Collected data:
'''

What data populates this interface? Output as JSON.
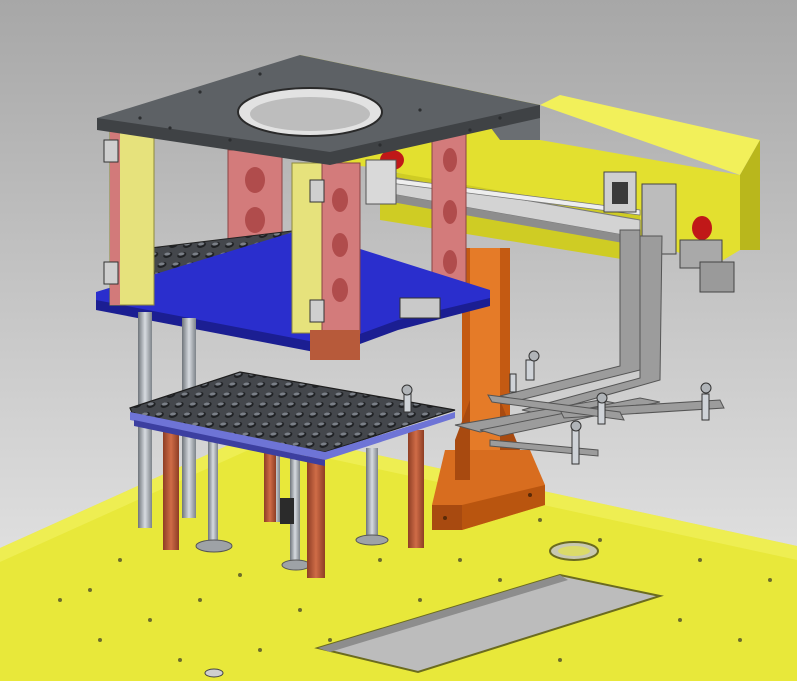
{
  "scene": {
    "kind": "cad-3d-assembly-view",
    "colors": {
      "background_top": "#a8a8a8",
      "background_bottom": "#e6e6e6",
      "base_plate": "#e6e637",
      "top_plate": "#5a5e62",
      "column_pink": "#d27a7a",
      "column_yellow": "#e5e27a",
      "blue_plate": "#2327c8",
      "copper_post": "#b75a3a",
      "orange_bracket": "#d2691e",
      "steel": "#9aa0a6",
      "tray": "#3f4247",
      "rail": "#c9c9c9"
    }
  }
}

'''
'''

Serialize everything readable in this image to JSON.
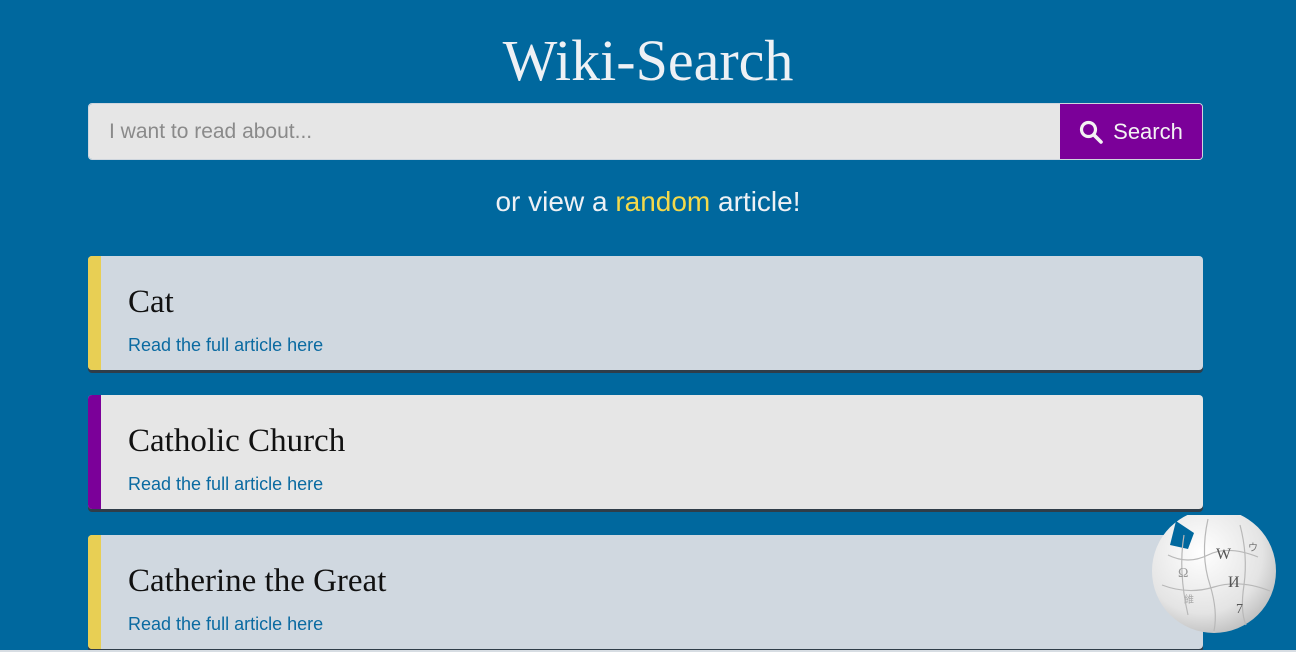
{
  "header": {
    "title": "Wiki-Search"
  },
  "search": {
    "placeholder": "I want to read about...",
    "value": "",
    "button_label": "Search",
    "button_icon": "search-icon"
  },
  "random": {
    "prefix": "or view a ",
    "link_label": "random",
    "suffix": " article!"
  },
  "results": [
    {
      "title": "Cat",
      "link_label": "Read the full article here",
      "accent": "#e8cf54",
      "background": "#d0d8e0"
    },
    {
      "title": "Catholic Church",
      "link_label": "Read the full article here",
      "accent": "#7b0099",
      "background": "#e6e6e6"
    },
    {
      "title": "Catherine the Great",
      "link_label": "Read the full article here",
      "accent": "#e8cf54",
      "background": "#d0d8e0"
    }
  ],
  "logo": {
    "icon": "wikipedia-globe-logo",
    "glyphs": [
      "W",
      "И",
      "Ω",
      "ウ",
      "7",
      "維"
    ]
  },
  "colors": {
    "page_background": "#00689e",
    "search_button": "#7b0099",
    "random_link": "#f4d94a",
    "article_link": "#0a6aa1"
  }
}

'''

* Written task
Please list every line of the records that contains "view".

* The completed task
    "kind": "cad-3d-assembly-view",
    "prefix": "or view a ",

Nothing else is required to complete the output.